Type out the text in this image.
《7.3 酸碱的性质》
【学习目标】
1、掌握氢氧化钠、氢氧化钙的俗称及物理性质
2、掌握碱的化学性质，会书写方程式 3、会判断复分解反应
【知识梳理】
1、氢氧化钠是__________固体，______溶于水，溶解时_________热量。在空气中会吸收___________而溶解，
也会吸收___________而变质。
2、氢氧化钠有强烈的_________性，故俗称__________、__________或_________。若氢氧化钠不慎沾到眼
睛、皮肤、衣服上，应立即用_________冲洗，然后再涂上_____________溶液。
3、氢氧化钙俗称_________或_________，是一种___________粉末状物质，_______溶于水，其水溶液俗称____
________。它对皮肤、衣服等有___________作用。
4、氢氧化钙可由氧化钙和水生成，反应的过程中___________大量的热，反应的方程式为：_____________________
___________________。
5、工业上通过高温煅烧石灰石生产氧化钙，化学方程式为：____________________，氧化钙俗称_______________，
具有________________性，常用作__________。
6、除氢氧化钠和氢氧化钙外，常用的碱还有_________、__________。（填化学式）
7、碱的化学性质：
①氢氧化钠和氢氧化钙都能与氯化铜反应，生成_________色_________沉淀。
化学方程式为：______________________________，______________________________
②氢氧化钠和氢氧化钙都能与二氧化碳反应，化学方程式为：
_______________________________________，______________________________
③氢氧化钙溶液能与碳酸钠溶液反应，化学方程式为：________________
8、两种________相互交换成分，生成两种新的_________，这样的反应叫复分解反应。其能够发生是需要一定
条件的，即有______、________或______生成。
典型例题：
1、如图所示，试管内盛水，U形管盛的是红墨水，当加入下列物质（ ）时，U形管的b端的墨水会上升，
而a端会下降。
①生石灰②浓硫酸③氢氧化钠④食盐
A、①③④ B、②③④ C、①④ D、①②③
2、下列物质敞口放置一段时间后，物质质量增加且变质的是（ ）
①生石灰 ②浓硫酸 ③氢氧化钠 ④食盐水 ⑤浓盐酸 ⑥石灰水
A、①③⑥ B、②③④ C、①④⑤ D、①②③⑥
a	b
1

.....

• **Prompt**: Give the records above again, word for word.

• **Exercise answer**:
Type out the text in this image.
《7.3 酸碱的性质》
【学习目标】
1、掌握氢氧化钠、氢氧化钙的俗称及物理性质
2、掌握碱的化学性质，会书写方程式 3、会判断复分解反应
【知识梳理】
1、氢氧化钠是__________固体，______溶于水，溶解时_________热量。在空气中会吸收___________而溶解，
也会吸收___________而变质。
2、氢氧化钠有强烈的_________性，故俗称__________、__________或_________。若氢氧化钠不慎沾到眼
睛、皮肤、衣服上，应立即用_________冲洗，然后再涂上_____________溶液。
3、氢氧化钙俗称_________或_________，是一种___________粉末状物质，_______溶于水，其水溶液俗称____
________。它对皮肤、衣服等有___________作用。
4、氢氧化钙可由氧化钙和水生成，反应的过程中___________大量的热，反应的方程式为：_____________________
___________________。
5、工业上通过高温煅烧石灰石生产氧化钙，化学方程式为：____________________，氧化钙俗称_______________，
具有________________性，常用作__________。
6、除氢氧化钠和氢氧化钙外，常用的碱还有_________、__________。（填化学式）
7、碱的化学性质：
①氢氧化钠和氢氧化钙都能与氯化铜反应，生成_________色_________沉淀。
化学方程式为：______________________________，______________________________
②氢氧化钠和氢氧化钙都能与二氧化碳反应，化学方程式为：
_______________________________________，______________________________
③氢氧化钙溶液能与碳酸钠溶液反应，化学方程式为：________________
8、两种________相互交换成分，生成两种新的_________，这样的反应叫复分解反应。其能够发生是需要一定
条件的，即有______、________或______生成。
典型例题：
1、如图所示，试管内盛水，U形管盛的是红墨水，当加入下列物质（ ）时，U形管的b端的墨水会上升，
而a端会下降。
①生石灰②浓硫酸③氢氧化钠④食盐
A、①③④ B、②③④ C、①④ D、①②③
2、下列物质敞口放置一段时间后，物质质量增加且变质的是（ ）
①生石灰 ②浓硫酸 ③氢氧化钠 ④食盐水 ⑤浓盐酸 ⑥石灰水
A、①③⑥ B、②③④ C、①④⑤ D、①②③⑥
a	b
1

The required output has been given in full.